--- START OF Document passage ---
I was just reading multi-block-principles.

Could the ID requirements be relaxed with the introduction of a (currently hypothicated) _audit_dataset.id data item? Every data block which belongs in the same dataset (as defined by the person writing the CIF container) will have an identical _audit_dataset.id data value. You can then go full-UUID on this data item, and all other id-like items need only be unique within this namespace.

briantoby commented 1 year ago

I would say that it does not matter what the name of the tag that gives a block a unique name, as long as one exists. OTOH, what to do if there is more than one such block id provided and they are different? So, it is best to select one name and be done.

rowlesmr commented 1 year ago

I've conflated identifying blocks that belong together (eg ones from the same experiment) with uniquely identifying a single block.

The current multi block guidelines are implicit; if blocks appear together, they belong together. If we introduce a uuid-like identifer to tag disparate blocks as belonging together in that same experiment, then the uniqueness requirements for our other identifers are greatly reduced to only being unique within that same experiment.

@jamesrhester was the multiblock discussion on the cif dmg mailing list? I couldn't find it in the archive.

jamesrhester commented 1 year ago

I've drafted up a summary document around these issues of block collections, as this affects all of CIF. Can we take this aspect of the discussion to an issue around that document?
--- END OF Document passage ---
--- START OF Data rows ---
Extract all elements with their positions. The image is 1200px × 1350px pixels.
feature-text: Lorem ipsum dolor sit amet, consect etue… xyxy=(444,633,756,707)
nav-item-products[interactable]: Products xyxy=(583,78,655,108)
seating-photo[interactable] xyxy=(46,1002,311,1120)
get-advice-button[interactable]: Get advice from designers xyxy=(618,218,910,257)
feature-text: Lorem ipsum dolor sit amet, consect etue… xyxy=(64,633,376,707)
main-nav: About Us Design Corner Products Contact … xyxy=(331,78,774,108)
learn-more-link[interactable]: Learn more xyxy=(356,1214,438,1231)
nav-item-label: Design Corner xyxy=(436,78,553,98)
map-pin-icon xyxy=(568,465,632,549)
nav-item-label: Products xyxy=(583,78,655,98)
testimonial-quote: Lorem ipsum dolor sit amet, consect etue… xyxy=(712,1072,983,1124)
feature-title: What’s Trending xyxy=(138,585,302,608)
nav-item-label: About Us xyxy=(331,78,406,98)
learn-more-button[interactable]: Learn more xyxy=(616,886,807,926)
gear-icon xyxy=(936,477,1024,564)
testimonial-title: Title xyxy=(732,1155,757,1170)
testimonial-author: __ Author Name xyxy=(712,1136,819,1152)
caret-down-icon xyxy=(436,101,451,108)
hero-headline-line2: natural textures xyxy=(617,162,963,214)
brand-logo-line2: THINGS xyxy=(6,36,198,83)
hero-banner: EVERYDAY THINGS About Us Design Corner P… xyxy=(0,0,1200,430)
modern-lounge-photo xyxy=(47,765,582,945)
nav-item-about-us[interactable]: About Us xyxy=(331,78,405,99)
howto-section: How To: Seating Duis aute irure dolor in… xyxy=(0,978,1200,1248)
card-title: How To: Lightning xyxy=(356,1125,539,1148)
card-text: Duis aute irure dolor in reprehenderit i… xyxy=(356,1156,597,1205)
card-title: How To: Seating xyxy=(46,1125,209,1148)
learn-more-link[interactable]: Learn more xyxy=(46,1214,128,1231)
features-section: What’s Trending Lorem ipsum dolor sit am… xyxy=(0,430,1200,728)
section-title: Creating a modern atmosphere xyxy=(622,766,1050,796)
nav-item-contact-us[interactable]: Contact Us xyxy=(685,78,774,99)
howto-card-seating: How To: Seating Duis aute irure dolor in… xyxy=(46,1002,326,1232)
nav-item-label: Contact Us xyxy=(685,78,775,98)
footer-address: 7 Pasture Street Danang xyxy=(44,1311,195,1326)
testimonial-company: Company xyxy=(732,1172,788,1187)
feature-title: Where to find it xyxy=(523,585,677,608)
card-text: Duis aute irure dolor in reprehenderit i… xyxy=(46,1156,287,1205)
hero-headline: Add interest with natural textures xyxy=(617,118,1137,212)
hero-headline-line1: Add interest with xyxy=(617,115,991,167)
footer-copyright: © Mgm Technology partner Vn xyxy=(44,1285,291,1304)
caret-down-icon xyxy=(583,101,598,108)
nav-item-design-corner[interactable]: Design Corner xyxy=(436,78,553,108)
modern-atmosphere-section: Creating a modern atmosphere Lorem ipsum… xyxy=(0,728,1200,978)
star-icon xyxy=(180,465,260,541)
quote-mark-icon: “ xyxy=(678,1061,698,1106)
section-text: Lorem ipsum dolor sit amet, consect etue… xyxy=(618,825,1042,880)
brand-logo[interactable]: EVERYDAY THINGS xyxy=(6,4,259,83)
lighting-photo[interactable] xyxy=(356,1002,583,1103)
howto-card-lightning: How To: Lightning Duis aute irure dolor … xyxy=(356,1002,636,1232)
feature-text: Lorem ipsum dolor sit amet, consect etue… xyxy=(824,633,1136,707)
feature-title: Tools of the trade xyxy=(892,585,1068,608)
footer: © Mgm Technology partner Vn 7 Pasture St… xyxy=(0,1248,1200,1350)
--- END OF Data rows ---
_Objectives_:
1: In the thread on CIF block identifiers, which data item does the first comment propose for marking data blocks that belong to the same dataset?
2: Gather every line of the rows that contains the string "button".

_Answers in order_:
1: _audit_dataset.id

2:
get-advice-button[interactable]: Get advice from designers xyxy=(618,218,910,257)
learn-more-button[interactable]: Learn more xyxy=(616,886,807,926)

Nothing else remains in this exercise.